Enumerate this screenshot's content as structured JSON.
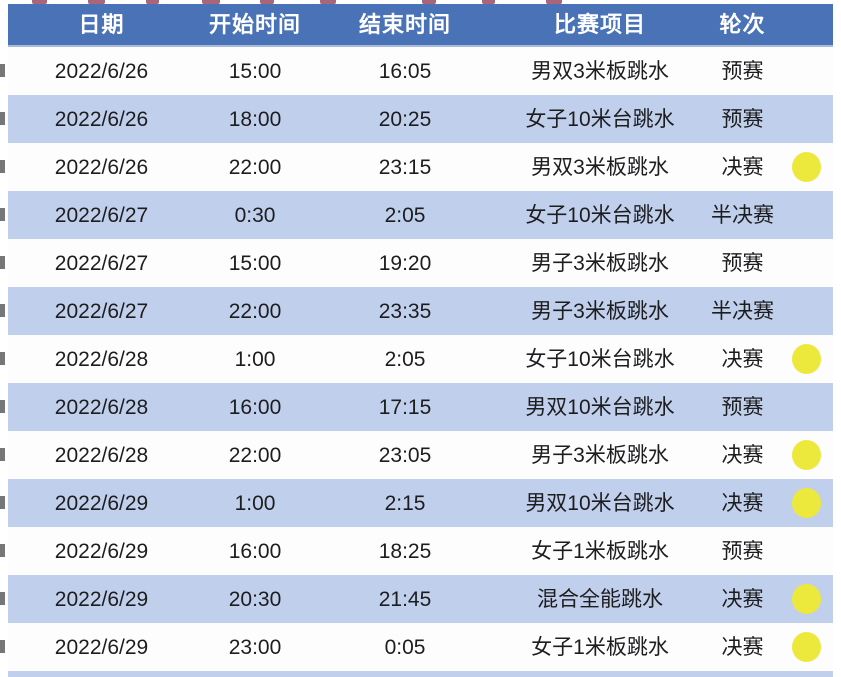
{
  "chart_data": {
    "type": "table",
    "columns": [
      "日期",
      "开始时间",
      "结束时间",
      "比赛项目",
      "轮次"
    ],
    "medal_dot_meaning": "决赛场次标记（黄色圆点）",
    "rows": [
      {
        "date": "2022/6/26",
        "start": "15:00",
        "end": "16:05",
        "event": "男双3米板跳水",
        "round": "预赛",
        "medal": false
      },
      {
        "date": "2022/6/26",
        "start": "18:00",
        "end": "20:25",
        "event": "女子10米台跳水",
        "round": "预赛",
        "medal": false
      },
      {
        "date": "2022/6/26",
        "start": "22:00",
        "end": "23:15",
        "event": "男双3米板跳水",
        "round": "决赛",
        "medal": true
      },
      {
        "date": "2022/6/27",
        "start": "0:30",
        "end": "2:05",
        "event": "女子10米台跳水",
        "round": "半决赛",
        "medal": false
      },
      {
        "date": "2022/6/27",
        "start": "15:00",
        "end": "19:20",
        "event": "男子3米板跳水",
        "round": "预赛",
        "medal": false
      },
      {
        "date": "2022/6/27",
        "start": "22:00",
        "end": "23:35",
        "event": "男子3米板跳水",
        "round": "半决赛",
        "medal": false
      },
      {
        "date": "2022/6/28",
        "start": "1:00",
        "end": "2:05",
        "event": "女子10米台跳水",
        "round": "决赛",
        "medal": true
      },
      {
        "date": "2022/6/28",
        "start": "16:00",
        "end": "17:15",
        "event": "男双10米台跳水",
        "round": "预赛",
        "medal": false
      },
      {
        "date": "2022/6/28",
        "start": "22:00",
        "end": "23:05",
        "event": "男子3米板跳水",
        "round": "决赛",
        "medal": true
      },
      {
        "date": "2022/6/29",
        "start": "1:00",
        "end": "2:15",
        "event": "男双10米台跳水",
        "round": "决赛",
        "medal": true
      },
      {
        "date": "2022/6/29",
        "start": "16:00",
        "end": "18:25",
        "event": "女子1米板跳水",
        "round": "预赛",
        "medal": false
      },
      {
        "date": "2022/6/29",
        "start": "20:30",
        "end": "21:45",
        "event": "混合全能跳水",
        "round": "决赛",
        "medal": true
      },
      {
        "date": "2022/6/29",
        "start": "23:00",
        "end": "0:05",
        "event": "女子1米板跳水",
        "round": "决赛",
        "medal": true
      }
    ]
  },
  "colors": {
    "header_bg": "#4a72b7",
    "header_text": "#ffffff",
    "row_bg": "#fdfdfe",
    "row_alt_bg": "#c0cfeb",
    "body_text": "#1d1d1f",
    "medal_yellow": "#ece93c",
    "top_fragment_red": "#9a4a63"
  }
}
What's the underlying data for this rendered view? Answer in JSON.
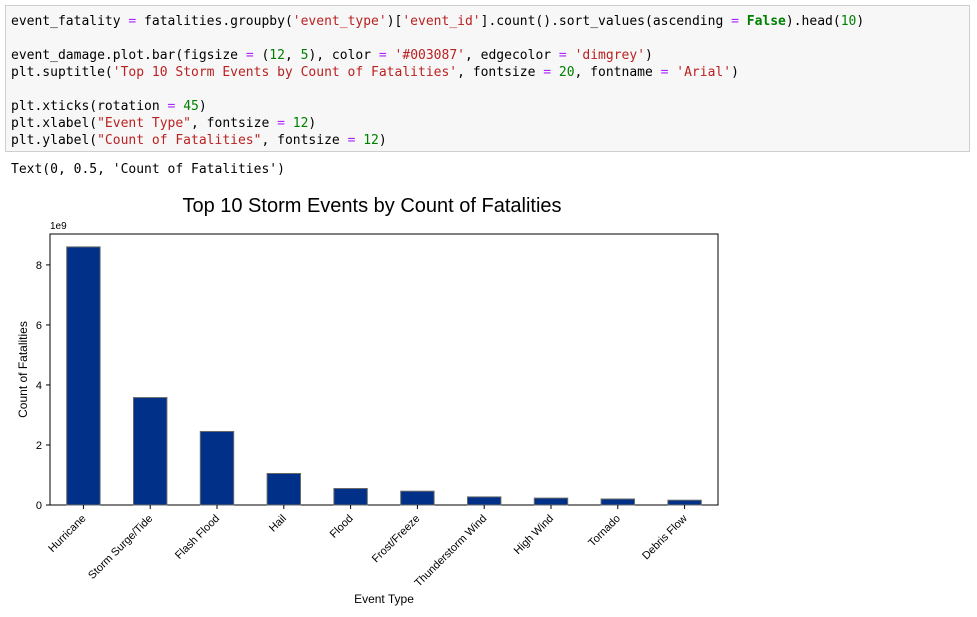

_Task goal_. Each record should be quoted exactly, with the images omitted.

_Expected answer_.
Enumerate this screenshot's content as structured JSON.
{
  "chart_data": {
    "type": "table",
    "columns": [
      "日期",
      "开始时间",
      "结束时间",
      "比赛项目",
      "轮次"
    ],
    "medal_dot_meaning": "决赛场次标记（黄色圆点）",
    "rows": [
      {
        "date": "2022/6/26",
        "start": "15:00",
        "end": "16:05",
        "event": "男双3米板跳水",
        "round": "预赛",
        "medal": false
      },
      {
        "date": "2022/6/26",
        "start": "18:00",
        "end": "20:25",
        "event": "女子10米台跳水",
        "round": "预赛",
        "medal": false
      },
      {
        "date": "2022/6/26",
        "start": "22:00",
        "end": "23:15",
        "event": "男双3米板跳水",
        "round": "决赛",
        "medal": true
      },
      {
        "date": "2022/6/27",
        "start": "0:30",
        "end": "2:05",
        "event": "女子10米台跳水",
        "round": "半决赛",
        "medal": false
      },
      {
        "date": "2022/6/27",
        "start": "15:00",
        "end": "19:20",
        "event": "男子3米板跳水",
        "round": "预赛",
        "medal": false
      },
      {
        "date": "2022/6/27",
        "start": "22:00",
        "end": "23:35",
        "event": "男子3米板跳水",
        "round": "半决赛",
        "medal": false
      },
      {
        "date": "2022/6/28",
        "start": "1:00",
        "end": "2:05",
        "event": "女子10米台跳水",
        "round": "决赛",
        "medal": true
      },
      {
        "date": "2022/6/28",
        "start": "16:00",
        "end": "17:15",
        "event": "男双10米台跳水",
        "round": "预赛",
        "medal": false
      },
      {
        "date": "2022/6/28",
        "start": "22:00",
        "end": "23:05",
        "event": "男子3米板跳水",
        "round": "决赛",
        "medal": true
      },
      {
        "date": "2022/6/29",
        "start": "1:00",
        "end": "2:15",
        "event": "男双10米台跳水",
        "round": "决赛",
        "medal": true
      },
      {
        "date": "2022/6/29",
        "start": "16:00",
        "end": "18:25",
        "event": "女子1米板跳水",
        "round": "预赛",
        "medal": false
      },
      {
        "date": "2022/6/29",
        "start": "20:30",
        "end": "21:45",
        "event": "混合全能跳水",
        "round": "决赛",
        "medal": true
      },
      {
        "date": "2022/6/29",
        "start": "23:00",
        "end": "0:05",
        "event": "女子1米板跳水",
        "round": "决赛",
        "medal": true
      }
    ]
  },
  "colors": {
    "header_bg": "#4a72b7",
    "header_text": "#ffffff",
    "row_bg": "#fdfdfe",
    "row_alt_bg": "#c0cfeb",
    "body_text": "#1d1d1f",
    "medal_yellow": "#ece93c",
    "top_fragment_red": "#9a4a63"
  }
}
What's the underlying data for this rendered view? Answer in JSON.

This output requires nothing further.